-------- Data supplied

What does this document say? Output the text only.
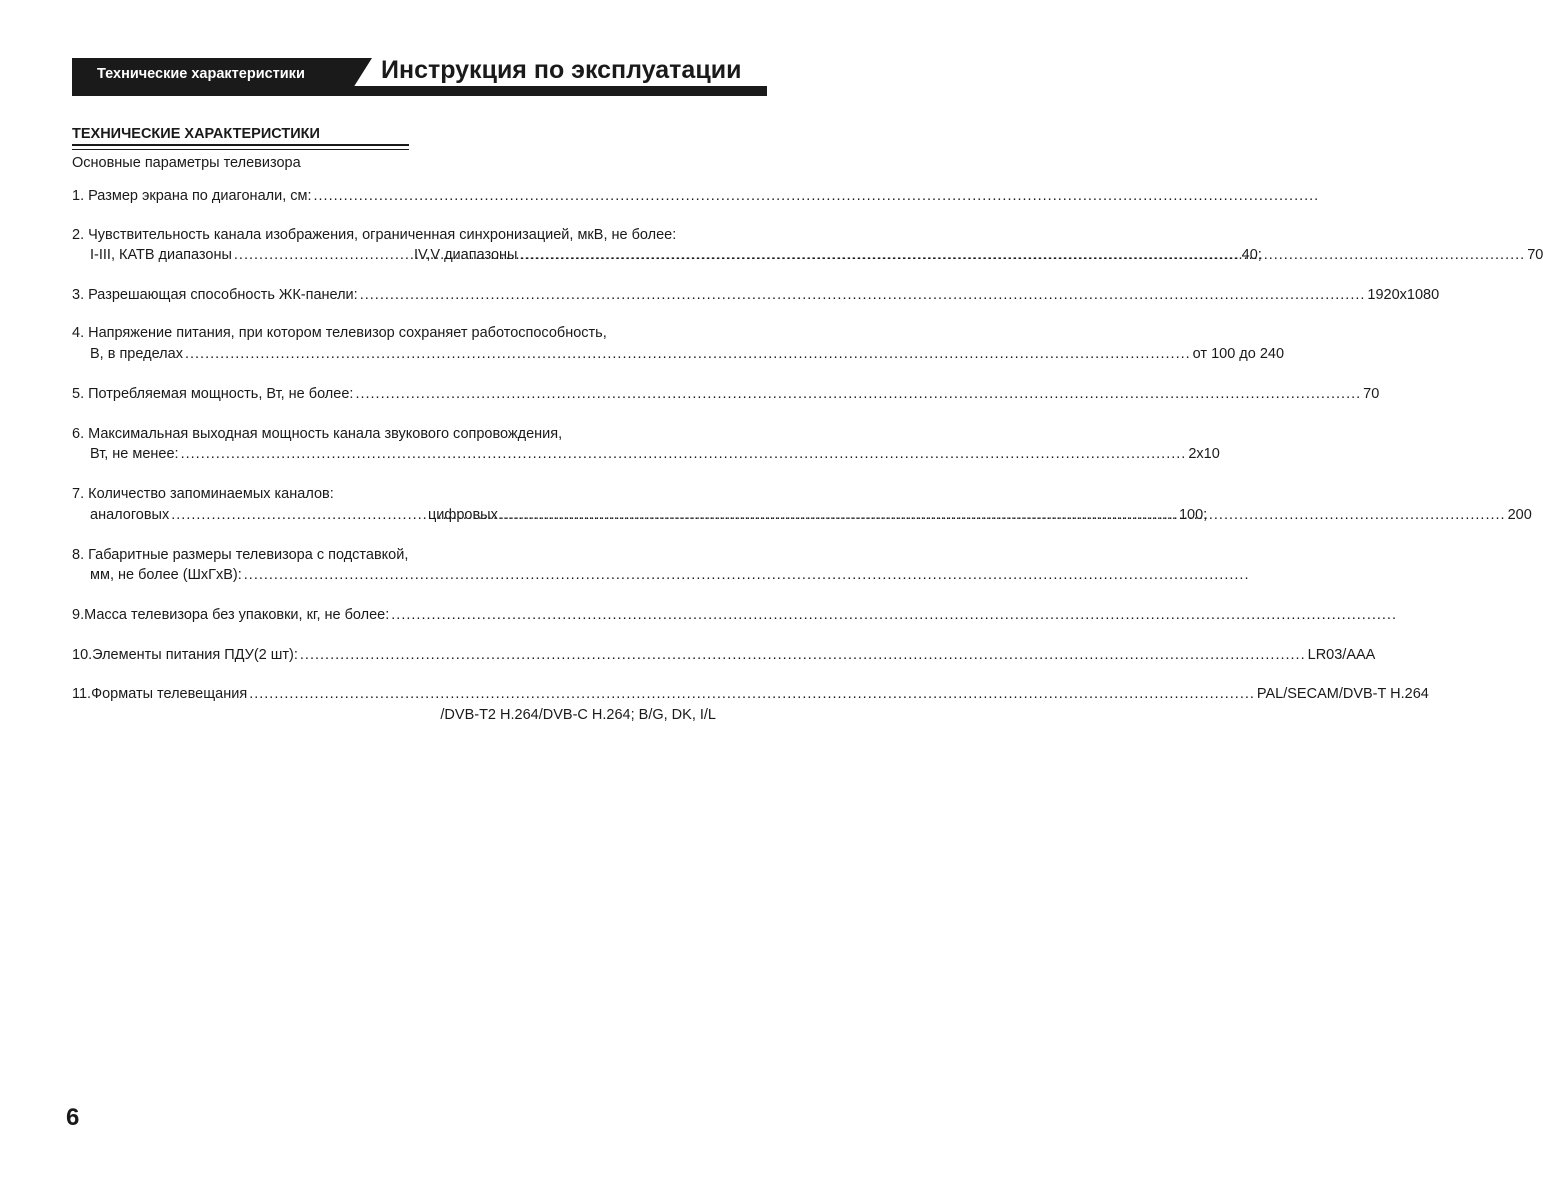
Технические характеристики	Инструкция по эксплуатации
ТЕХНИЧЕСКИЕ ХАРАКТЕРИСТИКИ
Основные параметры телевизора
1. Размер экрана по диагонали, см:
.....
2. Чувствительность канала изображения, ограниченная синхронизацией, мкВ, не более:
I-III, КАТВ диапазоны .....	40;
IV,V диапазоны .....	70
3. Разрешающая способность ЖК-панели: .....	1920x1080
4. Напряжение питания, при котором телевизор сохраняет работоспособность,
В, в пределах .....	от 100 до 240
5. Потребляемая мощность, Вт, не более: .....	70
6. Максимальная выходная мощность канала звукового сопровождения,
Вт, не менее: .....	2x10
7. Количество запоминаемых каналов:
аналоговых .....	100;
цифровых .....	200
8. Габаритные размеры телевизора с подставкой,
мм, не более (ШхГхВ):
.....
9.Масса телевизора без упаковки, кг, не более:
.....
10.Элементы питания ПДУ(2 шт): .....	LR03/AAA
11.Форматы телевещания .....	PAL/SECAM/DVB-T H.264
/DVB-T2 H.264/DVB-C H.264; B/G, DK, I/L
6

----------------
-------- Data supplied

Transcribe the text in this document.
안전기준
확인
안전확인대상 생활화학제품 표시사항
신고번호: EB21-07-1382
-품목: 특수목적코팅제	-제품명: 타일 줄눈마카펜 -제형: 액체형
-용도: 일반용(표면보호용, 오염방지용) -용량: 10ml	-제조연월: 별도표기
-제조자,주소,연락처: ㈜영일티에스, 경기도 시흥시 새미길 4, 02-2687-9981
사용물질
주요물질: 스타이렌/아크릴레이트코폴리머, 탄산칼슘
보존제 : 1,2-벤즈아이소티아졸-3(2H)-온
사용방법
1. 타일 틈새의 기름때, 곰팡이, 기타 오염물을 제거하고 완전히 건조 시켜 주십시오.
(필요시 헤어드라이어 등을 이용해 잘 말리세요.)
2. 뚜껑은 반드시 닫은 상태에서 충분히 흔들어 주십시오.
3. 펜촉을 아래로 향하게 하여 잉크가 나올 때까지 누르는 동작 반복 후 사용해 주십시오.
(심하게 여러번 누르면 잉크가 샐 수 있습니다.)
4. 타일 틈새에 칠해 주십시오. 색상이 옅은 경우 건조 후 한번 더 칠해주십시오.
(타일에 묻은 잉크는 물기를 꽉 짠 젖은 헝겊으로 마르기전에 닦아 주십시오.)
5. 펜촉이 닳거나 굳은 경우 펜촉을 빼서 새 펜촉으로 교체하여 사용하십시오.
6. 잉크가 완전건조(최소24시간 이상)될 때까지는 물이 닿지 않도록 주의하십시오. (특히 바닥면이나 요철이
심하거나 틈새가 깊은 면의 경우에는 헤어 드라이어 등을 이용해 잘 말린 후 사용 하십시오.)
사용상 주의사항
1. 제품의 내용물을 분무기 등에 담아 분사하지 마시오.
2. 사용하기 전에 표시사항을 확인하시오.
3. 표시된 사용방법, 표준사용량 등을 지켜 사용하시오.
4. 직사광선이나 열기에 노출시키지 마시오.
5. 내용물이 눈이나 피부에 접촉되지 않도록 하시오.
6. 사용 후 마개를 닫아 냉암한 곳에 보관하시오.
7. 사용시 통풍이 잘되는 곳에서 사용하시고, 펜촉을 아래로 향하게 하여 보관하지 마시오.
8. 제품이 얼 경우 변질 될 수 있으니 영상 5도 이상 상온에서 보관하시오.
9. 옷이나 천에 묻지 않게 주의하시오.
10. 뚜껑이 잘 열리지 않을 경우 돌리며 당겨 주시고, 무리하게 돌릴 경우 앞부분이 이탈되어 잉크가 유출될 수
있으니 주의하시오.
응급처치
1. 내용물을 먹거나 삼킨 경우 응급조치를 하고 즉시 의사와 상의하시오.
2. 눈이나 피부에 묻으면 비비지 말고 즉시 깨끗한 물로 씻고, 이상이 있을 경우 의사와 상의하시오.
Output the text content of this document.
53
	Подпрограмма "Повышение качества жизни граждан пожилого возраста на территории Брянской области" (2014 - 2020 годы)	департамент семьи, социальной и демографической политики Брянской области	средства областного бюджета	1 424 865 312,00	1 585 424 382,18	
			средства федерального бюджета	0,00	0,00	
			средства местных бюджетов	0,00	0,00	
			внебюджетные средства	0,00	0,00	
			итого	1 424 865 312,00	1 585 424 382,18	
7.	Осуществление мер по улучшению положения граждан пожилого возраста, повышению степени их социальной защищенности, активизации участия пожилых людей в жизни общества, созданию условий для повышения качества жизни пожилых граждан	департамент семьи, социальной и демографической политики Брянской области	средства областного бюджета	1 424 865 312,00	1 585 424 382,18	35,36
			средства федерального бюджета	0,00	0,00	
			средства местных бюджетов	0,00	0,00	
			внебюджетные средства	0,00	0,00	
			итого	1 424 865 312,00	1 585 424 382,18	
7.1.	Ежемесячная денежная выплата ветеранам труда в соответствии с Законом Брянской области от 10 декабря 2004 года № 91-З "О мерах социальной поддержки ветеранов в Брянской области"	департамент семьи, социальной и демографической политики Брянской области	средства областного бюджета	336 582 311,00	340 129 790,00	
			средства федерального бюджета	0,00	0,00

----------------

- [Problem to work on] Of the lines in the data above, how many contain the word "내용물을"? Give only that figure.

- [Written answer] 2